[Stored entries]
■ ■ ■

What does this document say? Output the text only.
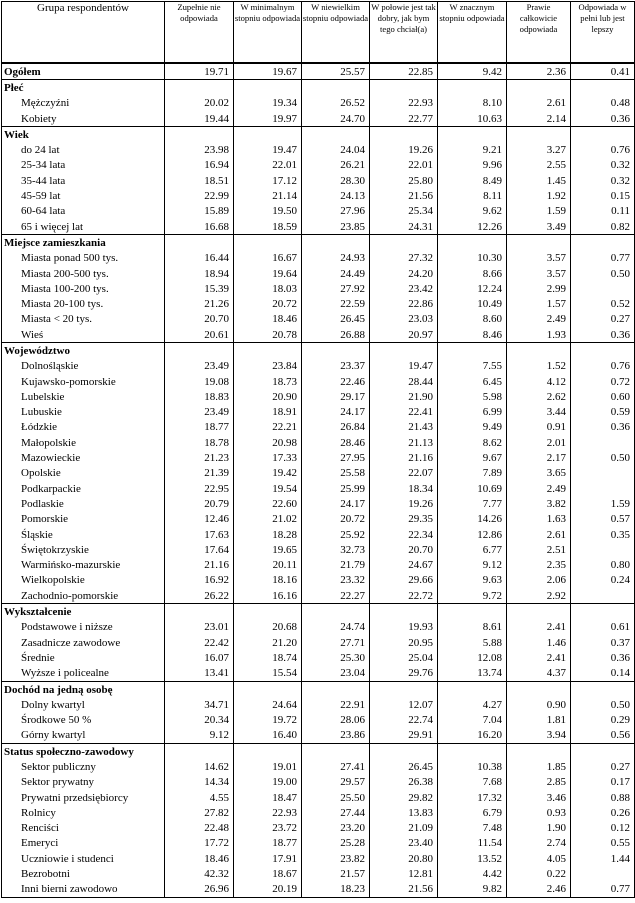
Grupa respondentów	Zupełnie nie odpowiada	W minimalnym stopniu odpowiada	W niewielkim stopniu odpowiada	W połowie jest tak dobry, jak bym tego chciał(a)	W znacznym stopniu odpowiada	Prawie całkowicie odpowiada	Odpowiada w pełni lub jest lepszy
Ogółem	19.71	19.67	25.57	22.85	9.42	2.36	0.41
Płeć							
Mężczyźni	20.02	19.34	26.52	22.93	8.10	2.61	0.48
Kobiety	19.44	19.97	24.70	22.77	10.63	2.14	0.36
Wiek							
do 24 lat	23.98	19.47	24.04	19.26	9.21	3.27	0.76
25-34 lata	16.94	22.01	26.21	22.01	9.96	2.55	0.32
35-44 lata	18.51	17.12	28.30	25.80	8.49	1.45	0.32
45-59 lat	22.99	21.14	24.13	21.56	8.11	1.92	0.15
60-64 lata	15.89	19.50	27.96	25.34	9.62	1.59	0.11
65 i więcej lat	16.68	18.59	23.85	24.31	12.26	3.49	0.82
Miejsce zamieszkania							
Miasta ponad 500 tys.	16.44	16.67	24.93	27.32	10.30	3.57	0.77
Miasta 200-500 tys.	18.94	19.64	24.49	24.20	8.66	3.57	0.50
Miasta 100-200 tys.	15.39	18.03	27.92	23.42	12.24	2.99	
Miasta 20-100 tys.	21.26	20.72	22.59	22.86	10.49	1.57	0.52
Miasta < 20 tys.	20.70	18.46	26.45	23.03	8.60	2.49	0.27
Wieś	20.61	20.78	26.88	20.97	8.46	1.93	0.36
Województwo							
Dolnośląskie	23.49	23.84	23.37	19.47	7.55	1.52	0.76
Kujawsko-pomorskie	19.08	18.73	22.46	28.44	6.45	4.12	0.72
Lubelskie	18.83	20.90	29.17	21.90	5.98	2.62	0.60
Lubuskie	23.49	18.91	24.17	22.41	6.99	3.44	0.59
Łódzkie	18.77	22.21	26.84	21.43	9.49	0.91	0.36
Małopolskie	18.78	20.98	28.46	21.13	8.62	2.01	
Mazowieckie	21.23	17.33	27.95	21.16	9.67	2.17	0.50
Opolskie	21.39	19.42	25.58	22.07	7.89	3.65	
Podkarpackie	22.95	19.54	25.99	18.34	10.69	2.49	
Podlaskie	20.79	22.60	24.17	19.26	7.77	3.82	1.59
Pomorskie	12.46	21.02	20.72	29.35	14.26	1.63	0.57
Śląskie	17.63	18.28	25.92	22.34	12.86	2.61	0.35
Świętokrzyskie	17.64	19.65	32.73	20.70	6.77	2.51	
Warmińsko-mazurskie	21.16	20.11	21.79	24.67	9.12	2.35	0.80
Wielkopolskie	16.92	18.16	23.32	29.66	9.63	2.06	0.24
Zachodnio-pomorskie	26.22	16.16	22.27	22.72	9.72	2.92	
Wykształcenie							
Podstawowe i niższe	23.01	20.68	24.74	19.93	8.61	2.41	0.61
Zasadnicze zawodowe	22.42	21.20	27.71	20.95	5.88	1.46	0.37
Średnie	16.07	18.74	25.30	25.04	12.08	2.41	0.36
Wyższe i policealne	13.41	15.54	23.04	29.76	13.74	4.37	0.14
Dochód na jedną osobę							
Dolny kwartyl	34.71	24.64	22.91	12.07	4.27	0.90	0.50
Środkowe 50 %	20.34	19.72	28.06	22.74	7.04	1.81	0.29
Górny kwartyl	9.12	16.40	23.86	29.91	16.20	3.94	0.56
Status społeczno-zawodowy							
Sektor publiczny	14.62	19.01	27.41	26.45	10.38	1.85	0.27
Sektor prywatny	14.34	19.00	29.57	26.38	7.68	2.85	0.17
Prywatni przedsiębiorcy	4.55	18.47	25.50	29.82	17.32	3.46	0.88
Rolnicy	27.82	22.93	27.44	13.83	6.79	0.93	0.26
Renciści	22.48	23.72	23.20	21.09	7.48	1.90	0.12
Emeryci	17.72	18.77	25.28	23.40	11.54	2.74	0.55
Uczniowie i studenci	18.46	17.91	23.82	20.80	13.52	4.05	1.44
Bezrobotni	42.32	18.67	21.57	12.81	4.42	0.22	
Inni bierni zawodowo	26.96	20.19	18.23	21.56	9.82	2.46	0.77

■ ■ ■

| Aim |
Transcribe every entry above exactly. Omit all pictures.

| Full response |
What does this document say? Output the text only.
Grupa respondentów	Zupełnie nie odpowiada	W minimalnym stopniu odpowiada	W niewielkim stopniu odpowiada	W połowie jest tak dobry, jak bym tego chciał(a)	W znacznym stopniu odpowiada	Prawie całkowicie odpowiada	Odpowiada w pełni lub jest lepszy
Ogółem	19.71	19.67	25.57	22.85	9.42	2.36	0.41
Płeć							
Mężczyźni	20.02	19.34	26.52	22.93	8.10	2.61	0.48
Kobiety	19.44	19.97	24.70	22.77	10.63	2.14	0.36
Wiek							
do 24 lat	23.98	19.47	24.04	19.26	9.21	3.27	0.76
25-34 lata	16.94	22.01	26.21	22.01	9.96	2.55	0.32
35-44 lata	18.51	17.12	28.30	25.80	8.49	1.45	0.32
45-59 lat	22.99	21.14	24.13	21.56	8.11	1.92	0.15
60-64 lata	15.89	19.50	27.96	25.34	9.62	1.59	0.11
65 i więcej lat	16.68	18.59	23.85	24.31	12.26	3.49	0.82
Miejsce zamieszkania							
Miasta ponad 500 tys.	16.44	16.67	24.93	27.32	10.30	3.57	0.77
Miasta 200-500 tys.	18.94	19.64	24.49	24.20	8.66	3.57	0.50
Miasta 100-200 tys.	15.39	18.03	27.92	23.42	12.24	2.99	
Miasta 20-100 tys.	21.26	20.72	22.59	22.86	10.49	1.57	0.52
Miasta < 20 tys.	20.70	18.46	26.45	23.03	8.60	2.49	0.27
Wieś	20.61	20.78	26.88	20.97	8.46	1.93	0.36
Województwo							
Dolnośląskie	23.49	23.84	23.37	19.47	7.55	1.52	0.76
Kujawsko-pomorskie	19.08	18.73	22.46	28.44	6.45	4.12	0.72
Lubelskie	18.83	20.90	29.17	21.90	5.98	2.62	0.60
Lubuskie	23.49	18.91	24.17	22.41	6.99	3.44	0.59
Łódzkie	18.77	22.21	26.84	21.43	9.49	0.91	0.36
Małopolskie	18.78	20.98	28.46	21.13	8.62	2.01	
Mazowieckie	21.23	17.33	27.95	21.16	9.67	2.17	0.50
Opolskie	21.39	19.42	25.58	22.07	7.89	3.65	
Podkarpackie	22.95	19.54	25.99	18.34	10.69	2.49	
Podlaskie	20.79	22.60	24.17	19.26	7.77	3.82	1.59
Pomorskie	12.46	21.02	20.72	29.35	14.26	1.63	0.57
Śląskie	17.63	18.28	25.92	22.34	12.86	2.61	0.35
Świętokrzyskie	17.64	19.65	32.73	20.70	6.77	2.51	
Warmińsko-mazurskie	21.16	20.11	21.79	24.67	9.12	2.35	0.80
Wielkopolskie	16.92	18.16	23.32	29.66	9.63	2.06	0.24
Zachodnio-pomorskie	26.22	16.16	22.27	22.72	9.72	2.92	
Wykształcenie							
Podstawowe i niższe	23.01	20.68	24.74	19.93	8.61	2.41	0.61
Zasadnicze zawodowe	22.42	21.20	27.71	20.95	5.88	1.46	0.37
Średnie	16.07	18.74	25.30	25.04	12.08	2.41	0.36
Wyższe i policealne	13.41	15.54	23.04	29.76	13.74	4.37	0.14
Dochód na jedną osobę							
Dolny kwartyl	34.71	24.64	22.91	12.07	4.27	0.90	0.50
Środkowe 50 %	20.34	19.72	28.06	22.74	7.04	1.81	0.29
Górny kwartyl	9.12	16.40	23.86	29.91	16.20	3.94	0.56
Status społeczno-zawodowy							
Sektor publiczny	14.62	19.01	27.41	26.45	10.38	1.85	0.27
Sektor prywatny	14.34	19.00	29.57	26.38	7.68	2.85	0.17
Prywatni przedsiębiorcy	4.55	18.47	25.50	29.82	17.32	3.46	0.88
Rolnicy	27.82	22.93	27.44	13.83	6.79	0.93	0.26
Renciści	22.48	23.72	23.20	21.09	7.48	1.90	0.12
Emeryci	17.72	18.77	25.28	23.40	11.54	2.74	0.55
Uczniowie i studenci	18.46	17.91	23.82	20.80	13.52	4.05	1.44
Bezrobotni	42.32	18.67	21.57	12.81	4.42	0.22	
Inni bierni zawodowo	26.96	20.19	18.23	21.56	9.82	2.46	0.77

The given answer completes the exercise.